── Working data
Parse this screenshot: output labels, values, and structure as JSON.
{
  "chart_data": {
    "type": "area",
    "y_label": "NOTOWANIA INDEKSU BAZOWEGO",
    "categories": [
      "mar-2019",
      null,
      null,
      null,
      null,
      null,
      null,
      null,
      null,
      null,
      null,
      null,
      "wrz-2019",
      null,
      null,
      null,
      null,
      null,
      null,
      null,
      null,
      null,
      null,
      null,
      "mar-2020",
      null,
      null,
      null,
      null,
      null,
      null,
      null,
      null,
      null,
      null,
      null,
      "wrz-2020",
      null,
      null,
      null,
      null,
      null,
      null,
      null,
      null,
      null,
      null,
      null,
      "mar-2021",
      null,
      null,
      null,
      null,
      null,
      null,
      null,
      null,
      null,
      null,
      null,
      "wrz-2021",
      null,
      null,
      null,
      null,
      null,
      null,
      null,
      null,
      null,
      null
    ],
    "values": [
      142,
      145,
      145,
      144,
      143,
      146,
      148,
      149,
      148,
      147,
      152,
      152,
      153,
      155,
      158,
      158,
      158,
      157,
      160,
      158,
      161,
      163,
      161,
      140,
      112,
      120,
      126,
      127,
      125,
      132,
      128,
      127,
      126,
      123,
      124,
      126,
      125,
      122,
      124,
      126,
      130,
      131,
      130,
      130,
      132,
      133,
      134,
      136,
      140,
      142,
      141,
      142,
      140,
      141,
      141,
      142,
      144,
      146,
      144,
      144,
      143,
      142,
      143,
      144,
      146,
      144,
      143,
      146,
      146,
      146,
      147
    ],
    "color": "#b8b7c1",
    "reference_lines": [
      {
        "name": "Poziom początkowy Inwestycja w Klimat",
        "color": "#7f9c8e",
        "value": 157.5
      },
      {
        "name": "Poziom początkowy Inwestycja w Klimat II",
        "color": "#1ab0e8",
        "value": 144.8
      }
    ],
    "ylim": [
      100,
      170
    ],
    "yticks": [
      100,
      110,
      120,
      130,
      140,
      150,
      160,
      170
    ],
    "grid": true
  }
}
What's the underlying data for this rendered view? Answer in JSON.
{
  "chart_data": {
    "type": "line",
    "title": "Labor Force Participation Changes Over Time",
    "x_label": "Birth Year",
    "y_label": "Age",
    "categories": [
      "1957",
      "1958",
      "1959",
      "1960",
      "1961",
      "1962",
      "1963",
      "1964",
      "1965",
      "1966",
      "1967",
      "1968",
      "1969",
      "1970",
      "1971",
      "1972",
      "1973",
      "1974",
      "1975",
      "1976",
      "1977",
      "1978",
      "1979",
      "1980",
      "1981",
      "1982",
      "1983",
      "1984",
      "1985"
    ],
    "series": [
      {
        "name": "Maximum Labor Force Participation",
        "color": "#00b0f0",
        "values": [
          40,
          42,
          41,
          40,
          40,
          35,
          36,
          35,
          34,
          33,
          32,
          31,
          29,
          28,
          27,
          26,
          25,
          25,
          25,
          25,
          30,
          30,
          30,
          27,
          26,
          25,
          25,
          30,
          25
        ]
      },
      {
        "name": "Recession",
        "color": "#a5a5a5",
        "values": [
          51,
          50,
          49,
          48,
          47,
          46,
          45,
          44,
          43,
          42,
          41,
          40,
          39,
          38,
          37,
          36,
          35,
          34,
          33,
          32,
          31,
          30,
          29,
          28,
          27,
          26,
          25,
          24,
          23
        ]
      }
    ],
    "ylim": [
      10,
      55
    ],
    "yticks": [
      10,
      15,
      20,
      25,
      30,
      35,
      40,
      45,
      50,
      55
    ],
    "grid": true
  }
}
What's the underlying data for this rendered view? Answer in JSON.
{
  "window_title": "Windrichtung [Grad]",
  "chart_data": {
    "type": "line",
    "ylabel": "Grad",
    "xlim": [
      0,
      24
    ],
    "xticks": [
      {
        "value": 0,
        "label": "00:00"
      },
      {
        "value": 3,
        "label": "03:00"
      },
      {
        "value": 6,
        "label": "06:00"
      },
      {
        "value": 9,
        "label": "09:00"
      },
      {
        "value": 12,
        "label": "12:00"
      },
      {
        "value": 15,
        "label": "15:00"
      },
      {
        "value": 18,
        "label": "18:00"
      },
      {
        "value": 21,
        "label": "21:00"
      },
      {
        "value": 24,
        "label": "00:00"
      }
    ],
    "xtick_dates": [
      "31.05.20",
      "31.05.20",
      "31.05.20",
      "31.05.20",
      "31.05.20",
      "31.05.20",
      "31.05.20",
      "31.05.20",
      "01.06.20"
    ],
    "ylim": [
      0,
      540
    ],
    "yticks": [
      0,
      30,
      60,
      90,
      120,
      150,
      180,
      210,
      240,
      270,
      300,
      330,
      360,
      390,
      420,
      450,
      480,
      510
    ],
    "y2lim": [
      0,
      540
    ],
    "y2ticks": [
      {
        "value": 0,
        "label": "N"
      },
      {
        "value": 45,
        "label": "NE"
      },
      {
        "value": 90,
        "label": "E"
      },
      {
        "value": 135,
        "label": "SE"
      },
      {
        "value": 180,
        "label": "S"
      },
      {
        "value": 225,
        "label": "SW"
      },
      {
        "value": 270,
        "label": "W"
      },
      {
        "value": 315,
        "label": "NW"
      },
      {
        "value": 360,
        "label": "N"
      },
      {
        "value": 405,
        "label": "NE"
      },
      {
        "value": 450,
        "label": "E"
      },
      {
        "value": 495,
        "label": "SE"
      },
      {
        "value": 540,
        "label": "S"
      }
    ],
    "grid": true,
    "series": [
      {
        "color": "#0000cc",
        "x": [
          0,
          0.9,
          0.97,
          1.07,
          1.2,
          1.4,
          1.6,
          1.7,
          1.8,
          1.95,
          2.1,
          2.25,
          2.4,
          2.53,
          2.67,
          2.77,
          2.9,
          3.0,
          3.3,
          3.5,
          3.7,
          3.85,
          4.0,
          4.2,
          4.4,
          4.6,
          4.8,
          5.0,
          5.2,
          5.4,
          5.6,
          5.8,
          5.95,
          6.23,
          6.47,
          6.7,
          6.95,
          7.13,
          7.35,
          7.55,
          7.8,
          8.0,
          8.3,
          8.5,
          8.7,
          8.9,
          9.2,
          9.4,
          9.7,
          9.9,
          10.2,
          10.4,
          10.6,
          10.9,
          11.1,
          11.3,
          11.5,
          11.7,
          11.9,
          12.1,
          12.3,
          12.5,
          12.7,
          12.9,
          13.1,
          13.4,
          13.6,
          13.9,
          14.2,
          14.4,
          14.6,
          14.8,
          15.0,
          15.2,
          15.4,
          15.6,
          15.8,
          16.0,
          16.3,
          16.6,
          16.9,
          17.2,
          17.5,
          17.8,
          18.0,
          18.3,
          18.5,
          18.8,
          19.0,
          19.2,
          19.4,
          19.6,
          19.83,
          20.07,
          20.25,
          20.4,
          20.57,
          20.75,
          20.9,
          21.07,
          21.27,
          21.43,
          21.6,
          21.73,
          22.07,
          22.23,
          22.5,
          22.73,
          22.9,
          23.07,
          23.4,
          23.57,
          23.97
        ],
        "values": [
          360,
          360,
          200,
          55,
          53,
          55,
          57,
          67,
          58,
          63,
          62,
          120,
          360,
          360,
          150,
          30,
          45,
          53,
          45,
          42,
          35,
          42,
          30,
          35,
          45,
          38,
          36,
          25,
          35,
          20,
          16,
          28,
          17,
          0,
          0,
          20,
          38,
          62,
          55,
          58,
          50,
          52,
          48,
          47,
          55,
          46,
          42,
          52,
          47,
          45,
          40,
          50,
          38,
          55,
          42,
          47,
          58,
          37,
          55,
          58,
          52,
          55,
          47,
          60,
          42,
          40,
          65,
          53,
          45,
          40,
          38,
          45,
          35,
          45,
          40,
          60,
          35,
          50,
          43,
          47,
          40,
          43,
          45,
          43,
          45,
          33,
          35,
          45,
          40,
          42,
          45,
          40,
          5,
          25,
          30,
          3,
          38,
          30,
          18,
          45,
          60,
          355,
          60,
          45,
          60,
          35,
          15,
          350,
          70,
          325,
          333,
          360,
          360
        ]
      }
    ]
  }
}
────
Select and copy every line of the listing with the word "początkowy".

        "name": "Poziom początkowy Inwestycja w Klimat",
        "name": "Poziom początkowy Inwestycja w Klimat II",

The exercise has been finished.